--- Begin THE DATA ---

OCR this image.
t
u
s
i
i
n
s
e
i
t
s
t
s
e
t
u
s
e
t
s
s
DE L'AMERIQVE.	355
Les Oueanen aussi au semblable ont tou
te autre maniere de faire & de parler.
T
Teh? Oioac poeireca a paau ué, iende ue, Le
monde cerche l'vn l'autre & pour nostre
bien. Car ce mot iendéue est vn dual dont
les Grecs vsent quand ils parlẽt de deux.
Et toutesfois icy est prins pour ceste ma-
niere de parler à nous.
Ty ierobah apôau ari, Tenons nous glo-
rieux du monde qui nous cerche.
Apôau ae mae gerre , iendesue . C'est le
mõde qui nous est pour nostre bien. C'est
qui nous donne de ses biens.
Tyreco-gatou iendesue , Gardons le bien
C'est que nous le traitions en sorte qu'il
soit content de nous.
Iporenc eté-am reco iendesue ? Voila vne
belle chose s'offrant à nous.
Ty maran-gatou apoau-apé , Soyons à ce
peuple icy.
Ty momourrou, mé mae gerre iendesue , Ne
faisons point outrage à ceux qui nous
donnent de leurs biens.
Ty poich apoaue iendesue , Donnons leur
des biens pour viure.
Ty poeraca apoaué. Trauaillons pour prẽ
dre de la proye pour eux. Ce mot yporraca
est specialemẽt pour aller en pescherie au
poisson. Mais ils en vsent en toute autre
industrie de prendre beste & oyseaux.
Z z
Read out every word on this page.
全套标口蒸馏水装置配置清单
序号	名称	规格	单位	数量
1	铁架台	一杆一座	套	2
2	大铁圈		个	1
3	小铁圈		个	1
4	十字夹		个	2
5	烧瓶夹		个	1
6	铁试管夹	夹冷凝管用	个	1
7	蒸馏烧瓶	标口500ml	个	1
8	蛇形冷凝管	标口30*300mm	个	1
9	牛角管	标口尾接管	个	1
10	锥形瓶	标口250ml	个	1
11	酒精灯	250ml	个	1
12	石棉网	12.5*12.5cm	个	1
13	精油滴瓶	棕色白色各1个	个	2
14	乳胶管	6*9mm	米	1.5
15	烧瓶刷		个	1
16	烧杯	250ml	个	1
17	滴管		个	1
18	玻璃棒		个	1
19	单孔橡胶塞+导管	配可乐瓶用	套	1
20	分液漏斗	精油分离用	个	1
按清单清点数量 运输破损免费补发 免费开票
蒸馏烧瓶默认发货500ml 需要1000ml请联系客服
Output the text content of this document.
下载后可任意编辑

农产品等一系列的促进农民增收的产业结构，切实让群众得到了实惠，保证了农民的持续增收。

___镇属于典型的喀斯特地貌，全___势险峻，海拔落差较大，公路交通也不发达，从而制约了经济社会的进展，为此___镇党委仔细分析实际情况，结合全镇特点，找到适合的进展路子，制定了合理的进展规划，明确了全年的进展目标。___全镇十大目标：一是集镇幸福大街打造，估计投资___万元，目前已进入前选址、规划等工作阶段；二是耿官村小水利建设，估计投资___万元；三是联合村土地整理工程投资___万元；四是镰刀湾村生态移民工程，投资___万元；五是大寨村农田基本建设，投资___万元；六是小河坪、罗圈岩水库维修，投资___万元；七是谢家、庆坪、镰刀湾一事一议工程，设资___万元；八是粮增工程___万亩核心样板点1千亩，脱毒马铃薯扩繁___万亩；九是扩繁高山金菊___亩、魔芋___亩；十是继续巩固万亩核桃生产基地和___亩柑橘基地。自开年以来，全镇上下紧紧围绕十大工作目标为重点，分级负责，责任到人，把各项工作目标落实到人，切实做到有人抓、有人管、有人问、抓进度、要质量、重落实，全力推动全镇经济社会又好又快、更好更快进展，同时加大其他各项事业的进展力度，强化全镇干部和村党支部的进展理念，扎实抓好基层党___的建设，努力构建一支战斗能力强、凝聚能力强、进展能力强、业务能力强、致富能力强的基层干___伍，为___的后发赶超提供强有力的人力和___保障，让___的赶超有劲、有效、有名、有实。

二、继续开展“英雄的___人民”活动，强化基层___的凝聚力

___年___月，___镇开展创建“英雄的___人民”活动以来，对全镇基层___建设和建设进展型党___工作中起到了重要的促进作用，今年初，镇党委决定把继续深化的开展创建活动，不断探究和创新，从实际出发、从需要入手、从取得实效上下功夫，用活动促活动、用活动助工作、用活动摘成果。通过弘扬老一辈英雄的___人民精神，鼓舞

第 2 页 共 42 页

--- End THE DATA ---

• GOAL:
Transcribe every entry exactly, omitting nothing.

• REPLY:
OCR this image.
t
u
s
i
i
n
s
e
i
t
s
t
s
e
t
u
s
e
t
s
s
DE L'AMERIQVE.	355
Les Oueanen aussi au semblable ont tou
te autre maniere de faire & de parler.
T
Teh? Oioac poeireca a paau ué, iende ue, Le
monde cerche l'vn l'autre & pour nostre
bien. Car ce mot iendéue est vn dual dont
les Grecs vsent quand ils parlẽt de deux.
Et toutesfois icy est prins pour ceste ma-
niere de parler à nous.
Ty ierobah apôau ari, Tenons nous glo-
rieux du monde qui nous cerche.
Apôau ae mae gerre , iendesue . C'est le
mõde qui nous est pour nostre bien. C'est
qui nous donne de ses biens.
Tyreco-gatou iendesue , Gardons le bien
C'est que nous le traitions en sorte qu'il
soit content de nous.
Iporenc eté-am reco iendesue ? Voila vne
belle chose s'offrant à nous.
Ty maran-gatou apoau-apé , Soyons à ce
peuple icy.
Ty momourrou, mé mae gerre iendesue , Ne
faisons point outrage à ceux qui nous
donnent de leurs biens.
Ty poich apoaue iendesue , Donnons leur
des biens pour viure.
Ty poeraca apoaué. Trauaillons pour prẽ
dre de la proye pour eux. Ce mot yporraca
est specialemẽt pour aller en pescherie au
poisson. Mais ils en vsent en toute autre
industrie de prendre beste & oyseaux.
Z z
Read out every word on this page.
全套标口蒸馏水装置配置清单
序号	名称	规格	单位	数量
1	铁架台	一杆一座	套	2
2	大铁圈		个	1
3	小铁圈		个	1
4	十字夹		个	2
5	烧瓶夹		个	1
6	铁试管夹	夹冷凝管用	个	1
7	蒸馏烧瓶	标口500ml	个	1
8	蛇形冷凝管	标口30*300mm	个	1
9	牛角管	标口尾接管	个	1
10	锥形瓶	标口250ml	个	1
11	酒精灯	250ml	个	1
12	石棉网	12.5*12.5cm	个	1
13	精油滴瓶	棕色白色各1个	个	2
14	乳胶管	6*9mm	米	1.5
15	烧瓶刷		个	1
16	烧杯	250ml	个	1
17	滴管		个	1
18	玻璃棒		个	1
19	单孔橡胶塞+导管	配可乐瓶用	套	1
20	分液漏斗	精油分离用	个	1
按清单清点数量 运输破损免费补发 免费开票
蒸馏烧瓶默认发货500ml 需要1000ml请联系客服
Output the text content of this document.
下载后可任意编辑

农产品等一系列的促进农民增收的产业结构，切实让群众得到了实惠，保证了农民的持续增收。

___镇属于典型的喀斯特地貌，全___势险峻，海拔落差较大，公路交通也不发达，从而制约了经济社会的进展，为此___镇党委仔细分析实际情况，结合全镇特点，找到适合的进展路子，制定了合理的进展规划，明确了全年的进展目标。___全镇十大目标：一是集镇幸福大街打造，估计投资___万元，目前已进入前选址、规划等工作阶段；二是耿官村小水利建设，估计投资___万元；三是联合村土地整理工程投资___万元；四是镰刀湾村生态移民工程，投资___万元；五是大寨村农田基本建设，投资___万元；六是小河坪、罗圈岩水库维修，投资___万元；七是谢家、庆坪、镰刀湾一事一议工程，设资___万元；八是粮增工程___万亩核心样板点1千亩，脱毒马铃薯扩繁___万亩；九是扩繁高山金菊___亩、魔芋___亩；十是继续巩固万亩核桃生产基地和___亩柑橘基地。自开年以来，全镇上下紧紧围绕十大工作目标为重点，分级负责，责任到人，把各项工作目标落实到人，切实做到有人抓、有人管、有人问、抓进度、要质量、重落实，全力推动全镇经济社会又好又快、更好更快进展，同时加大其他各项事业的进展力度，强化全镇干部和村党支部的进展理念，扎实抓好基层党___的建设，努力构建一支战斗能力强、凝聚能力强、进展能力强、业务能力强、致富能力强的基层干___伍，为___的后发赶超提供强有力的人力和___保障，让___的赶超有劲、有效、有名、有实。

二、继续开展“英雄的___人民”活动，强化基层___的凝聚力

___年___月，___镇开展创建“英雄的___人民”活动以来，对全镇基层___建设和建设进展型党___工作中起到了重要的促进作用，今年初，镇党委决定把继续深化的开展创建活动，不断探究和创新，从实际出发、从需要入手、从取得实效上下功夫，用活动促活动、用活动助工作、用活动摘成果。通过弘扬老一辈英雄的___人民精神，鼓舞

第 2 页 共 42 页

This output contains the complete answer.